# What is being asked:
Each record that follows should be repeated exactly, minus any images.

[Stored data entries]
----------------

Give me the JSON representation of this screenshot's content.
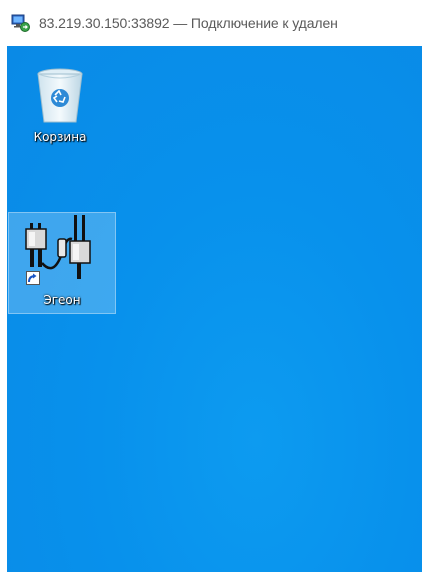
{
  "window": {
    "title": "83.219.30.150:33892 — Подключение к удален",
    "icon": "remote-desktop-icon"
  },
  "desktop": {
    "background_color": "#0a8ae6",
    "icons": [
      {
        "label": "Корзина",
        "icon": "recycle-bin-icon",
        "selected": false
      },
      {
        "label": "Эгеон",
        "icon": "egeon-connector-icon",
        "shortcut": true,
        "selected": true
      }
    ]
  }
}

----------------

# Exercise response:
Give me the JSON representation of this screenshot's content.
{
  "window": {
    "title": "83.219.30.150:33892 — Подключение к удален",
    "icon": "remote-desktop-icon"
  },
  "desktop": {
    "background_color": "#0a8ae6",
    "icons": [
      {
        "label": "Корзина",
        "icon": "recycle-bin-icon",
        "selected": false
      },
      {
        "label": "Эгеон",
        "icon": "egeon-connector-icon",
        "shortcut": true,
        "selected": true
      }
    ]
  }
}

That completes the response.